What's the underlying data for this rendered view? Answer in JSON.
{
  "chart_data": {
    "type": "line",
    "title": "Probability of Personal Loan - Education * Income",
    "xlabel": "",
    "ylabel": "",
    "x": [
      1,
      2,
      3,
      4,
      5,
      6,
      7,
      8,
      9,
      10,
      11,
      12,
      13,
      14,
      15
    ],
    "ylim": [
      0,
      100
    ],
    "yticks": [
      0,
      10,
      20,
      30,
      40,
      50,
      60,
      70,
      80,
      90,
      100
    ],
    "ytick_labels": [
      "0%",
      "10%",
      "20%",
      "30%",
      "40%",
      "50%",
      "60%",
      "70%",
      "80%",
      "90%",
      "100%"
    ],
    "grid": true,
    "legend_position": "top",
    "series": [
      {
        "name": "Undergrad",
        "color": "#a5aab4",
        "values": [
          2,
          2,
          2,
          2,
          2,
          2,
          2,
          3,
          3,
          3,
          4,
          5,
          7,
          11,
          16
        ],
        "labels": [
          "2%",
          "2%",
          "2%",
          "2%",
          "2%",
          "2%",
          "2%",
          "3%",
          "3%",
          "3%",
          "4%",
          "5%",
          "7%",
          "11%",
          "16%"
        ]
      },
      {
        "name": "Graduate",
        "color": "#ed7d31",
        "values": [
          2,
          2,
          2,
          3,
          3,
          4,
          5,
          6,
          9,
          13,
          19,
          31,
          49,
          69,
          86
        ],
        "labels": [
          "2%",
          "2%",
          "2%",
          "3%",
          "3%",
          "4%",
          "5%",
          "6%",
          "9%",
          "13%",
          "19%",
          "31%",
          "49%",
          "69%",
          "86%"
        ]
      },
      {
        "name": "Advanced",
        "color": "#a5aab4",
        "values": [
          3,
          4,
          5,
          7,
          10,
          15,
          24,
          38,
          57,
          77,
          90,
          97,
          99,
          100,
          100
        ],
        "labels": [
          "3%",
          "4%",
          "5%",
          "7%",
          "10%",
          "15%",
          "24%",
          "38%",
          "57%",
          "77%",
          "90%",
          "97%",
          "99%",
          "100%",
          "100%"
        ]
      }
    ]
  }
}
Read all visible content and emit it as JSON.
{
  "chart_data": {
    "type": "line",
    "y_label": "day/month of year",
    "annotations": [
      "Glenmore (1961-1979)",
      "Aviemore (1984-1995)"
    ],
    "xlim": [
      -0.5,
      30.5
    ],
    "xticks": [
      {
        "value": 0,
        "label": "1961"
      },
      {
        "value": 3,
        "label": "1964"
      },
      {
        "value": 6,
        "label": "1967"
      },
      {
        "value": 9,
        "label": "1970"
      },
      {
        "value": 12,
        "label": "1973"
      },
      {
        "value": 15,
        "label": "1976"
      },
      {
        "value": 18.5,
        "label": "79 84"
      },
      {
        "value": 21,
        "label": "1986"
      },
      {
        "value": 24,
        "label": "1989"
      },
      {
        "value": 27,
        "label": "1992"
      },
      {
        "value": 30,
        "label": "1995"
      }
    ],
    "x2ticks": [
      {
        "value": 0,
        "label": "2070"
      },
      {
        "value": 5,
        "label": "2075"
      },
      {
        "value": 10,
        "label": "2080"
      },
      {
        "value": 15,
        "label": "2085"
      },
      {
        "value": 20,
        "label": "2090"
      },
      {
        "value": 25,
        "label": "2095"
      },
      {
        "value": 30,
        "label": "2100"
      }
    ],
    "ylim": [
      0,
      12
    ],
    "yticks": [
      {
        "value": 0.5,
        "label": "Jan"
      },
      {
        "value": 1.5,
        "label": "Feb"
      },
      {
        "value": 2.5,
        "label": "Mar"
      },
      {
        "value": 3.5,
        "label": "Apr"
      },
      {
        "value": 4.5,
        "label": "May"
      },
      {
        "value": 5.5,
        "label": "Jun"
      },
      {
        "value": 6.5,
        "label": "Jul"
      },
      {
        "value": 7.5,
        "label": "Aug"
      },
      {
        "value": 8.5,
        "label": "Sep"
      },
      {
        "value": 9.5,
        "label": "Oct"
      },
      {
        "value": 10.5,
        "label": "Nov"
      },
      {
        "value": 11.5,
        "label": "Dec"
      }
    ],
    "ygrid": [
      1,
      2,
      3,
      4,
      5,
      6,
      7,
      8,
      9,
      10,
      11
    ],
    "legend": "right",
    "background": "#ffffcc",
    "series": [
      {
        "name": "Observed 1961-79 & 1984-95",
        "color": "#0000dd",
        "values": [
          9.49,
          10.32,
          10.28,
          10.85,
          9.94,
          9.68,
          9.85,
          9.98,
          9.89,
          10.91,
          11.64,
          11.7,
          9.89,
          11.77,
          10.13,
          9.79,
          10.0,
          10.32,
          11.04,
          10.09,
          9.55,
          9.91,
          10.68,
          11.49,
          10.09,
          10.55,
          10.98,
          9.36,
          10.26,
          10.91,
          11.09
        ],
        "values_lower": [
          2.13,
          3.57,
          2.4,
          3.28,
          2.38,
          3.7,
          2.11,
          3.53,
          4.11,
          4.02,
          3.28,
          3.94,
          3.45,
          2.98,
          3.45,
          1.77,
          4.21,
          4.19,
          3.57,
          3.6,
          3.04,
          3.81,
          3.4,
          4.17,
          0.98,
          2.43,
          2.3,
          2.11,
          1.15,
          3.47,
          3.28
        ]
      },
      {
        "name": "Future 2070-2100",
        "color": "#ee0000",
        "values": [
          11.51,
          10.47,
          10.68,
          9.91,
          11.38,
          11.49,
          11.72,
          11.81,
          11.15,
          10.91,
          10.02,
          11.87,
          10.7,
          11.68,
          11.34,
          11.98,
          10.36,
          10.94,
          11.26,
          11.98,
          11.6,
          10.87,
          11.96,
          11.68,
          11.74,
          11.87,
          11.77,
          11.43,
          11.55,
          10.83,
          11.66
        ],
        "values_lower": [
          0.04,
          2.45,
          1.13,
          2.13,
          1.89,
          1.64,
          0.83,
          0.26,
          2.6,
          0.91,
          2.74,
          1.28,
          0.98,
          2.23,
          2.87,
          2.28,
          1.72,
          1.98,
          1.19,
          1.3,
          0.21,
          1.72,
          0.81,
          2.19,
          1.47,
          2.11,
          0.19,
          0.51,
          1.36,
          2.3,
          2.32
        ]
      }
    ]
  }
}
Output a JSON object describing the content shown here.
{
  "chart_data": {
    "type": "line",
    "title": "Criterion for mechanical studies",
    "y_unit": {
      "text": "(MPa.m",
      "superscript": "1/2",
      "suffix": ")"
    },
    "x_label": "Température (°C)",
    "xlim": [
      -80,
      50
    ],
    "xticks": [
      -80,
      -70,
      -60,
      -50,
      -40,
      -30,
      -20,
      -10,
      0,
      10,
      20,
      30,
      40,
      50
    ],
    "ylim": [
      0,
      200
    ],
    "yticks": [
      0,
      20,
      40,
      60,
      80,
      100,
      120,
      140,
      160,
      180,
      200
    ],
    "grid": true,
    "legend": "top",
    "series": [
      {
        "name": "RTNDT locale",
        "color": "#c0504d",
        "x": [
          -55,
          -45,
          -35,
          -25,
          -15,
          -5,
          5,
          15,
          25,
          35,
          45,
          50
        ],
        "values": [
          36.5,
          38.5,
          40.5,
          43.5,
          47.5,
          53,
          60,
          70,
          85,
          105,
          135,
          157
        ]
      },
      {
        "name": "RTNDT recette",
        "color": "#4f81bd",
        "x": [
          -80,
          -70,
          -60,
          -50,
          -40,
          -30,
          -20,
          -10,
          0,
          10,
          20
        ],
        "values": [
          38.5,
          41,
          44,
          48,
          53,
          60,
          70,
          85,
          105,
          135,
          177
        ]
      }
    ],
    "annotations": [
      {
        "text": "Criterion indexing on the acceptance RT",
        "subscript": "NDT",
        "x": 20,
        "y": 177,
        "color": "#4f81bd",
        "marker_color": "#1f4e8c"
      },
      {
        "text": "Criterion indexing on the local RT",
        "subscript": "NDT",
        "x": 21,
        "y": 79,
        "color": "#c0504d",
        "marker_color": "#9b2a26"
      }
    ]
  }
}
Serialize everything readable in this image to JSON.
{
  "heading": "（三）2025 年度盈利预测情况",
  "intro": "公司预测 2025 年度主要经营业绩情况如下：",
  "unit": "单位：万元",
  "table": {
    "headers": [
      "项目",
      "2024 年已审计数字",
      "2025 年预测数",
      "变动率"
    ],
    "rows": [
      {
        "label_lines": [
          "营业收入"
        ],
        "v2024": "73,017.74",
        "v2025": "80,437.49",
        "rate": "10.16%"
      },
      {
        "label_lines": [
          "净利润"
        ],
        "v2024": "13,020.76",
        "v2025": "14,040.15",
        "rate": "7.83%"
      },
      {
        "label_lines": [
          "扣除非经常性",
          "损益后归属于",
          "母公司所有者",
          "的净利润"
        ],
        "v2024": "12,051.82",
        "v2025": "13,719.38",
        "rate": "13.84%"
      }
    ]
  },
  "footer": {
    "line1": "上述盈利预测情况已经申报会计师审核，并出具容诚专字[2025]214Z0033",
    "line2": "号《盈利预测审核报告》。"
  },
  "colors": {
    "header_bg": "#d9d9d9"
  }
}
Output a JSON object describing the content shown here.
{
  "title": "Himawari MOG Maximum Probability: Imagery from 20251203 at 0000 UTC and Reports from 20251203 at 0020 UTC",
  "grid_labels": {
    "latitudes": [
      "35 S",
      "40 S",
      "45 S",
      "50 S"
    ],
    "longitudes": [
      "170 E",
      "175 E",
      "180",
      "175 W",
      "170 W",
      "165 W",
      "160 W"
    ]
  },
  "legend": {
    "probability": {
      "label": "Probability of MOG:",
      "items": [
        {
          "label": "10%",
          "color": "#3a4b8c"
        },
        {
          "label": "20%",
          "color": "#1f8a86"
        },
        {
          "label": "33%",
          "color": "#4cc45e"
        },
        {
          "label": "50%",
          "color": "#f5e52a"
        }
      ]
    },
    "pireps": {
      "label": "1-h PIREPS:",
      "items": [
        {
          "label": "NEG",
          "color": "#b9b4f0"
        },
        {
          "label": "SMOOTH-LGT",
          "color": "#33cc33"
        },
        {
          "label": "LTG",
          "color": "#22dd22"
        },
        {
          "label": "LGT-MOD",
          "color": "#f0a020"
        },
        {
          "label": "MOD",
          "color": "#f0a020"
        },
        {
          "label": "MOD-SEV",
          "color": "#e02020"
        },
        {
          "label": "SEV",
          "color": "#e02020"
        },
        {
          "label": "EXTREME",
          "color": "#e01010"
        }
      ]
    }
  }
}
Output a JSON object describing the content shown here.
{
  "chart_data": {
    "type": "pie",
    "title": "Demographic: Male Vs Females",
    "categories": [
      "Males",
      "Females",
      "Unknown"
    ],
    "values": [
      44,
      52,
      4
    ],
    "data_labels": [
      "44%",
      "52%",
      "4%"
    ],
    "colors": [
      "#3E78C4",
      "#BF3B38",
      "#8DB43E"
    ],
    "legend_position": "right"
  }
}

Set exercise:
Look through the entries above and report each line where the string "Females" occurs.

Response to the task:
    "title": "Demographic: Male Vs Females",
      "Females",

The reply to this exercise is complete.